##### Raw data #####

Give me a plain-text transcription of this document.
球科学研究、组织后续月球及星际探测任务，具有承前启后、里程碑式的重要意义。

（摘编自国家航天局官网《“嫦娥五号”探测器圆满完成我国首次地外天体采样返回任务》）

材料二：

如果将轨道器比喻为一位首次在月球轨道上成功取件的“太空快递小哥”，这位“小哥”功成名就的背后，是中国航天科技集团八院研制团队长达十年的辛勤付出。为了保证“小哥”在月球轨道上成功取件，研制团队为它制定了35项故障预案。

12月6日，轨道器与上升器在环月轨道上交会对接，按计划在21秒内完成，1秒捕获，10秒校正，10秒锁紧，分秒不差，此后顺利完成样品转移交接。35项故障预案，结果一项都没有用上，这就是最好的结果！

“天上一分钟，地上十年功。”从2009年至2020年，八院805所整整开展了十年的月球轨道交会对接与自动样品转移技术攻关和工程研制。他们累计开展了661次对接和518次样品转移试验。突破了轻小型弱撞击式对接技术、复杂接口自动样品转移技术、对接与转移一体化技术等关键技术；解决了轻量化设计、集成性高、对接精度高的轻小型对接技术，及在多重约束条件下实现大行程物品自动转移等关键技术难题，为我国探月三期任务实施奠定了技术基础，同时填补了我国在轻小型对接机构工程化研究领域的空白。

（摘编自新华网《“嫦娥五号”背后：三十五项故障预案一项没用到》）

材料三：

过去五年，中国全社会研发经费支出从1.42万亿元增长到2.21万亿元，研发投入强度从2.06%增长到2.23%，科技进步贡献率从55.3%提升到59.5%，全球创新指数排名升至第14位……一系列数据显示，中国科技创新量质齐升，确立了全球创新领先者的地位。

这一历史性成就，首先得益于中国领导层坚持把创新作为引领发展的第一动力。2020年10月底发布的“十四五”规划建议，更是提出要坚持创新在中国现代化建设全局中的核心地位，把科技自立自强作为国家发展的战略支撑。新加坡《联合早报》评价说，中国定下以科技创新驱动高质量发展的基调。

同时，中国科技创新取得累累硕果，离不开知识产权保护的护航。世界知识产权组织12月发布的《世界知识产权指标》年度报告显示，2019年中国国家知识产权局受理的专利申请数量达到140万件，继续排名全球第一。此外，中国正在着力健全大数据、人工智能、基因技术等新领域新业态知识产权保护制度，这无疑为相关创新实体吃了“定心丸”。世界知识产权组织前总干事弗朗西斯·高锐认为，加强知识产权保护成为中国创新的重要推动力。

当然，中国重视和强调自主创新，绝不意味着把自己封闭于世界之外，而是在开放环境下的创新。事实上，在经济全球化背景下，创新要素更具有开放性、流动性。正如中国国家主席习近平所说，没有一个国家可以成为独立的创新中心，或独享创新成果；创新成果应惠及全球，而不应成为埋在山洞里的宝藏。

#####

### Direction
Each line holding "嫦娥五号" must be found and copied.

### Result of the task
（摘编自国家航天局官网《“嫦娥五号”探测器圆满完成我国首次地外天体采样返回任务》）
（摘编自新华网《“嫦娥五号”背后：三十五项故障预案一项没用到》）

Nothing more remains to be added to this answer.